**What this task involves**
Turn the lines of all the items below into one numbered list, leaving out any blank lines.

══ Rows

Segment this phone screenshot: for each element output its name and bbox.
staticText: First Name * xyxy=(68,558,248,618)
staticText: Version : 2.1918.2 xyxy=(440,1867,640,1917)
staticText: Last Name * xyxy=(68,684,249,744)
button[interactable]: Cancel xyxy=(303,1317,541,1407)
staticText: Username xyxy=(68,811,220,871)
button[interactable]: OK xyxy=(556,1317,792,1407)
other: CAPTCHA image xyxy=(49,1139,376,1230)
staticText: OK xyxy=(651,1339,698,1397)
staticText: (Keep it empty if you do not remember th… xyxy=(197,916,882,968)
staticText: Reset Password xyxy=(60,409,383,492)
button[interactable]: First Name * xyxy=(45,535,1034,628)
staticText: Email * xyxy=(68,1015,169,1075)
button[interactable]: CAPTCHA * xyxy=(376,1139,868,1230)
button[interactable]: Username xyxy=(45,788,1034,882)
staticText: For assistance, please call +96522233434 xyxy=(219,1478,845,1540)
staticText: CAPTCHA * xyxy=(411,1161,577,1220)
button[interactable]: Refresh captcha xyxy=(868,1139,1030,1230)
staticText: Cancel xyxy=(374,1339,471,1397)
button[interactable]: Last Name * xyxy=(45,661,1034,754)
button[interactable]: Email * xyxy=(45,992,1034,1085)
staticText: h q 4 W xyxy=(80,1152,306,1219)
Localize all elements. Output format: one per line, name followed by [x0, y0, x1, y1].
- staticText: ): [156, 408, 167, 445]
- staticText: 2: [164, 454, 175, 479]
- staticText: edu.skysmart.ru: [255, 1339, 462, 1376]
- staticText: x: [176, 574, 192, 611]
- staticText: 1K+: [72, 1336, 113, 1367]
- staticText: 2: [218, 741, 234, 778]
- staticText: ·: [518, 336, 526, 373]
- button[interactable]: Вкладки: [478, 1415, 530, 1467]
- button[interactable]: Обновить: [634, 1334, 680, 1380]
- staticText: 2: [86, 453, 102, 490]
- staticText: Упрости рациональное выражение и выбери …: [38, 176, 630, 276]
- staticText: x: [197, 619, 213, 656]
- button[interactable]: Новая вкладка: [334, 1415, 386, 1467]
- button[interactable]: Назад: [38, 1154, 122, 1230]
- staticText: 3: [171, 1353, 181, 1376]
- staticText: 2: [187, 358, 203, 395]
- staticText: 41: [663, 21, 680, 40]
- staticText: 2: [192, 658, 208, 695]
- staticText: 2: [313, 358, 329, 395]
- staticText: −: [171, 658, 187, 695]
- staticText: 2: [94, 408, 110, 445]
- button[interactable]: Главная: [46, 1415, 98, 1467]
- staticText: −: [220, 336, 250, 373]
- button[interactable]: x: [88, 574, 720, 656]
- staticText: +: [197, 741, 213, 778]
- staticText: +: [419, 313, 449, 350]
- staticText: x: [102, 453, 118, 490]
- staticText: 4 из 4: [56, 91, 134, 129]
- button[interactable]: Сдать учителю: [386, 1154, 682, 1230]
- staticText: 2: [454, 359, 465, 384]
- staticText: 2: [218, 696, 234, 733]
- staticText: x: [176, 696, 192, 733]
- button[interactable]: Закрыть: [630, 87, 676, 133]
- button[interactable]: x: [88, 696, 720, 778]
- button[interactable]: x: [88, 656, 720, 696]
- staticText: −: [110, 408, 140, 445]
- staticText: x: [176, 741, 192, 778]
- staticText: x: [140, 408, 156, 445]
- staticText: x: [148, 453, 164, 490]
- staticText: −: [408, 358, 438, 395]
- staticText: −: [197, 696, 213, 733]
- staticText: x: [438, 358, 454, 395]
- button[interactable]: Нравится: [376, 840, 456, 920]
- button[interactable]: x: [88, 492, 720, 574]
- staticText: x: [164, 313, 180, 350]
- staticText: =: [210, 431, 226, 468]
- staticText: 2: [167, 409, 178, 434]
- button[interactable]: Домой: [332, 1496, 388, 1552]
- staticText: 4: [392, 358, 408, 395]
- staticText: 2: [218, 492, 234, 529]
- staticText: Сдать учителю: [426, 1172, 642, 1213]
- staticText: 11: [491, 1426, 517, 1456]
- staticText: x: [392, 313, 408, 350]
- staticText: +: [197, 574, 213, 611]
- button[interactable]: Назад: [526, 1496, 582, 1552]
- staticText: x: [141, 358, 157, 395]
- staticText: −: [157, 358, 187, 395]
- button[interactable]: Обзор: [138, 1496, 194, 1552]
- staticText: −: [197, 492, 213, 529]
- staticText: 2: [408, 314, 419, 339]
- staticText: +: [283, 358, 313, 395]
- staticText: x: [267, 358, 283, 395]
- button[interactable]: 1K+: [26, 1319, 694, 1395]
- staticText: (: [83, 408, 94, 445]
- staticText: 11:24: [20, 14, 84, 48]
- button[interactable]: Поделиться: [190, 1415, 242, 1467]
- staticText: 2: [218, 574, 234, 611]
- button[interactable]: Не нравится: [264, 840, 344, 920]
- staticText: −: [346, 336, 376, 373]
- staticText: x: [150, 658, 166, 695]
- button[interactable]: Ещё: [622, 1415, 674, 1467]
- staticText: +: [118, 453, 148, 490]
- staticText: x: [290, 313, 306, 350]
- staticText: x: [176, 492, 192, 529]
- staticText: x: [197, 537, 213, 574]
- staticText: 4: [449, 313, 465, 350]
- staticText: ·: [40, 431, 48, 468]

════

**Answer**
1. Segment this phone screenshot: for each element output its name and bbox.
2. staticText: First Name * xyxy=(68,558,248,618)
3. staticText: Version : 2.1918.2 xyxy=(440,1867,640,1917)
4. staticText: Last Name * xyxy=(68,684,249,744)
5. button[interactable]: Cancel xyxy=(303,1317,541,1407)
6. staticText: Username xyxy=(68,811,220,871)
7. button[interactable]: OK xyxy=(556,1317,792,1407)
8. other: CAPTCHA image xyxy=(49,1139,376,1230)
9. staticText: OK xyxy=(651,1339,698,1397)
10. staticText: (Keep it empty if you do not remember th… xyxy=(197,916,882,968)
11. staticText: Reset Password xyxy=(60,409,383,492)
12. button[interactable]: First Name * xyxy=(45,535,1034,628)
13. staticText: Email * xyxy=(68,1015,169,1075)
14. button[interactable]: CAPTCHA * xyxy=(376,1139,868,1230)
15. button[interactable]: Username xyxy=(45,788,1034,882)
16. staticText: For assistance, please call +96522233434 xyxy=(219,1478,845,1540)
17. staticText: CAPTCHA * xyxy=(411,1161,577,1220)
18. button[interactable]: Refresh captcha xyxy=(868,1139,1030,1230)
19. staticText: Cancel xyxy=(374,1339,471,1397)
20. button[interactable]: Last Name * xyxy=(45,661,1034,754)
21. button[interactable]: Email * xyxy=(45,992,1034,1085)
22. staticText: h q 4 W xyxy=(80,1152,306,1219)
23. Localize all elements. Output format: one per line, name followed by [x0, y0, x1, y1].
24. - staticText: ): [156, 408, 167, 445]
25. - staticText: 2: [164, 454, 175, 479]
26. - staticText: edu.skysmart.ru: [255, 1339, 462, 1376]
27. - staticText: x: [176, 574, 192, 611]
28. - staticText: 1K+: [72, 1336, 113, 1367]
29. - staticText: 2: [218, 741, 234, 778]
30. - staticText: ·: [518, 336, 526, 373]
31. - button[interactable]: Вкладки: [478, 1415, 530, 1467]
32. - button[interactable]: Обновить: [634, 1334, 680, 1380]
33. - staticText: 2: [86, 453, 102, 490]
34. - staticText: Упрости рациональное выражение и выбери …: [38, 176, 630, 276]
35. - staticText: x: [197, 619, 213, 656]
36. - button[interactable]: Новая вкладка: [334, 1415, 386, 1467]
37. - button[interactable]: Назад: [38, 1154, 122, 1230]
38. - staticText: 3: [171, 1353, 181, 1376]
39. - staticText: 2: [187, 358, 203, 395]
40. - staticText: 41: [663, 21, 680, 40]
41. - staticText: 2: [192, 658, 208, 695]
42. - staticText: 2: [313, 358, 329, 395]
43. - staticText: −: [171, 658, 187, 695]
44. - staticText: 2: [94, 408, 110, 445]
45. - button[interactable]: Главная: [46, 1415, 98, 1467]
46. - staticText: −: [220, 336, 250, 373]
47. - button[interactable]: x: [88, 574, 720, 656]
48. - staticText: +: [197, 741, 213, 778]
49. - staticText: +: [419, 313, 449, 350]
50. - staticText: x: [102, 453, 118, 490]
51. - staticText: 4 из 4: [56, 91, 134, 129]
52. - button[interactable]: Сдать учителю: [386, 1154, 682, 1230]
53. - staticText: 2: [454, 359, 465, 384]
54. - staticText: 2: [218, 696, 234, 733]
55. - staticText: x: [176, 696, 192, 733]
56. - button[interactable]: Закрыть: [630, 87, 676, 133]
57. - button[interactable]: x: [88, 696, 720, 778]
58. - button[interactable]: x: [88, 656, 720, 696]
59. - staticText: −: [110, 408, 140, 445]
60. - staticText: x: [176, 741, 192, 778]
61. - staticText: x: [140, 408, 156, 445]
62. - staticText: x: [148, 453, 164, 490]
63. - staticText: −: [408, 358, 438, 395]
64. - staticText: −: [197, 696, 213, 733]
65. - staticText: x: [438, 358, 454, 395]
66. - button[interactable]: Нравится: [376, 840, 456, 920]
67. - button[interactable]: x: [88, 492, 720, 574]
68. - staticText: x: [164, 313, 180, 350]
69. - staticText: =: [210, 431, 226, 468]
70. - staticText: 2: [167, 409, 178, 434]
71. - button[interactable]: Домой: [332, 1496, 388, 1552]
72. - staticText: 4: [392, 358, 408, 395]
73. - staticText: 2: [218, 492, 234, 529]
74. - staticText: Сдать учителю: [426, 1172, 642, 1213]
75. - staticText: 11: [491, 1426, 517, 1456]
76. - staticText: x: [392, 313, 408, 350]
77. - staticText: +: [197, 574, 213, 611]
78. - button[interactable]: Назад: [526, 1496, 582, 1552]
79. - staticText: x: [141, 358, 157, 395]
80. - staticText: −: [157, 358, 187, 395]
81. - button[interactable]: Обзор: [138, 1496, 194, 1552]
82. - staticText: −: [197, 492, 213, 529]
83. - staticText: 2: [408, 314, 419, 339]
84. - staticText: +: [283, 358, 313, 395]
85. - staticText: x: [267, 358, 283, 395]
86. - button[interactable]: 1K+: [26, 1319, 694, 1395]
87. - staticText: (: [83, 408, 94, 445]
88. - staticText: 11:24: [20, 14, 84, 48]
89. - button[interactable]: Поделиться: [190, 1415, 242, 1467]
90. - staticText: 2: [218, 574, 234, 611]
91. - button[interactable]: Не нравится: [264, 840, 344, 920]
92. - staticText: −: [346, 336, 376, 373]
93. - staticText: x: [150, 658, 166, 695]
94. - button[interactable]: Ещё: [622, 1415, 674, 1467]
95. - staticText: +: [118, 453, 148, 490]
96. - staticText: x: [290, 313, 306, 350]
97. - staticText: x: [176, 492, 192, 529]
98. - staticText: x: [197, 537, 213, 574]
99. - staticText: 4: [449, 313, 465, 350]
100. - staticText: ·: [40, 431, 48, 468]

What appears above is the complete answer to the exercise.